(Stored items from a collection)
____

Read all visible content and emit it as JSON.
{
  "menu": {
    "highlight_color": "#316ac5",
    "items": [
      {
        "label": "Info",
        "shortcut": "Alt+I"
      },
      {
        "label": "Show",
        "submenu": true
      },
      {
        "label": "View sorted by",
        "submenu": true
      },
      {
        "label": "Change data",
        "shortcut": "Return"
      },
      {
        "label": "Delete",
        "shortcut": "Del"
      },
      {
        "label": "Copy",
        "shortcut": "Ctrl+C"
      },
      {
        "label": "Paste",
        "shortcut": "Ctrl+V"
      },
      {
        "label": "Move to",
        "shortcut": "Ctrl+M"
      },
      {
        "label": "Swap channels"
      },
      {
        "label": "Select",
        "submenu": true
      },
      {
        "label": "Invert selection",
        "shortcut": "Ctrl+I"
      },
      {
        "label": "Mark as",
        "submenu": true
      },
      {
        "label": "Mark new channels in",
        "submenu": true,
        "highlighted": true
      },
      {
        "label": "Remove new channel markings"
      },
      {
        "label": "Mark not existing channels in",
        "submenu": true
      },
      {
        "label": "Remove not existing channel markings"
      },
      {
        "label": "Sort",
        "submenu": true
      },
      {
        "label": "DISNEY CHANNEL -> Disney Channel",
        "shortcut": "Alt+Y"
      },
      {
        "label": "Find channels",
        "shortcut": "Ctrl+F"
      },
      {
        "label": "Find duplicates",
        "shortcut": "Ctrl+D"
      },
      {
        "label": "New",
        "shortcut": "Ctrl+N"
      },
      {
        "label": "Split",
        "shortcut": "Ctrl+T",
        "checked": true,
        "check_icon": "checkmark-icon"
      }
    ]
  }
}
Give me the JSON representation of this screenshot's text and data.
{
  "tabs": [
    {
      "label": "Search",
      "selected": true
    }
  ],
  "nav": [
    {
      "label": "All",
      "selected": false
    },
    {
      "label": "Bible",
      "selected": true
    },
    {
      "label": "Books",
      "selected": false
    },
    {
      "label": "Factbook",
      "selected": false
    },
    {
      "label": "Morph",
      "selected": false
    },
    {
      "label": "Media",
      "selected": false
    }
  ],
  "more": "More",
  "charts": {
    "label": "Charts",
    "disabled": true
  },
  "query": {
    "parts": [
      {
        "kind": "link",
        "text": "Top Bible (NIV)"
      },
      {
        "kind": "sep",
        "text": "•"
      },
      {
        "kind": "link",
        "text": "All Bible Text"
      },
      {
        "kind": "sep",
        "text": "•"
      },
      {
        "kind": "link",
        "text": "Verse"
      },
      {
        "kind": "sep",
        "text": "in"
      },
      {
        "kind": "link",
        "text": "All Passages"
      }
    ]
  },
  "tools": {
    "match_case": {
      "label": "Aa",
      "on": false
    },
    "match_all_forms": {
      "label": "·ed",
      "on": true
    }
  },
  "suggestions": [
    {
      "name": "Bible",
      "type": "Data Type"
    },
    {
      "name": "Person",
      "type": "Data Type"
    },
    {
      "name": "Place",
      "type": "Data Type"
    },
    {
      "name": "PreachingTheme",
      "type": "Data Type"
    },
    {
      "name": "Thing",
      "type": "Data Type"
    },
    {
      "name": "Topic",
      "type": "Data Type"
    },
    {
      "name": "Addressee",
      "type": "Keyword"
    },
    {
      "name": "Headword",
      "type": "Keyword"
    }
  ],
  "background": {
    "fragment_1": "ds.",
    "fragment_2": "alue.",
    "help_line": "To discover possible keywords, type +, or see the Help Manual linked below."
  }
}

____

### Work to do
Retype the listing. Match it exactly.

### Result of the task
Read all visible content and emit it as JSON.
{
  "menu": {
    "highlight_color": "#316ac5",
    "items": [
      {
        "label": "Info",
        "shortcut": "Alt+I"
      },
      {
        "label": "Show",
        "submenu": true
      },
      {
        "label": "View sorted by",
        "submenu": true
      },
      {
        "label": "Change data",
        "shortcut": "Return"
      },
      {
        "label": "Delete",
        "shortcut": "Del"
      },
      {
        "label": "Copy",
        "shortcut": "Ctrl+C"
      },
      {
        "label": "Paste",
        "shortcut": "Ctrl+V"
      },
      {
        "label": "Move to",
        "shortcut": "Ctrl+M"
      },
      {
        "label": "Swap channels"
      },
      {
        "label": "Select",
        "submenu": true
      },
      {
        "label": "Invert selection",
        "shortcut": "Ctrl+I"
      },
      {
        "label": "Mark as",
        "submenu": true
      },
      {
        "label": "Mark new channels in",
        "submenu": true,
        "highlighted": true
      },
      {
        "label": "Remove new channel markings"
      },
      {
        "label": "Mark not existing channels in",
        "submenu": true
      },
      {
        "label": "Remove not existing channel markings"
      },
      {
        "label": "Sort",
        "submenu": true
      },
      {
        "label": "DISNEY CHANNEL -> Disney Channel",
        "shortcut": "Alt+Y"
      },
      {
        "label": "Find channels",
        "shortcut": "Ctrl+F"
      },
      {
        "label": "Find duplicates",
        "shortcut": "Ctrl+D"
      },
      {
        "label": "New",
        "shortcut": "Ctrl+N"
      },
      {
        "label": "Split",
        "shortcut": "Ctrl+T",
        "checked": true,
        "check_icon": "checkmark-icon"
      }
    ]
  }
}
Give me the JSON representation of this screenshot's text and data.
{
  "tabs": [
    {
      "label": "Search",
      "selected": true
    }
  ],
  "nav": [
    {
      "label": "All",
      "selected": false
    },
    {
      "label": "Bible",
      "selected": true
    },
    {
      "label": "Books",
      "selected": false
    },
    {
      "label": "Factbook",
      "selected": false
    },
    {
      "label": "Morph",
      "selected": false
    },
    {
      "label": "Media",
      "selected": false
    }
  ],
  "more": "More",
  "charts": {
    "label": "Charts",
    "disabled": true
  },
  "query": {
    "parts": [
      {
        "kind": "link",
        "text": "Top Bible (NIV)"
      },
      {
        "kind": "sep",
        "text": "•"
      },
      {
        "kind": "link",
        "text": "All Bible Text"
      },
      {
        "kind": "sep",
        "text": "•"
      },
      {
        "kind": "link",
        "text": "Verse"
      },
      {
        "kind": "sep",
        "text": "in"
      },
      {
        "kind": "link",
        "text": "All Passages"
      }
    ]
  },
  "tools": {
    "match_case": {
      "label": "Aa",
      "on": false
    },
    "match_all_forms": {
      "label": "·ed",
      "on": true
    }
  },
  "suggestions": [
    {
      "name": "Bible",
      "type": "Data Type"
    },
    {
      "name": "Person",
      "type": "Data Type"
    },
    {
      "name": "Place",
      "type": "Data Type"
    },
    {
      "name": "PreachingTheme",
      "type": "Data Type"
    },
    {
      "name": "Thing",
      "type": "Data Type"
    },
    {
      "name": "Topic",
      "type": "Data Type"
    },
    {
      "name": "Addressee",
      "type": "Keyword"
    },
    {
      "name": "Headword",
      "type": "Keyword"
    }
  ],
  "background": {
    "fragment_1": "ds.",
    "fragment_2": "alue.",
    "help_line": "To discover possible keywords, type +, or see the Help Manual linked below."
  }
}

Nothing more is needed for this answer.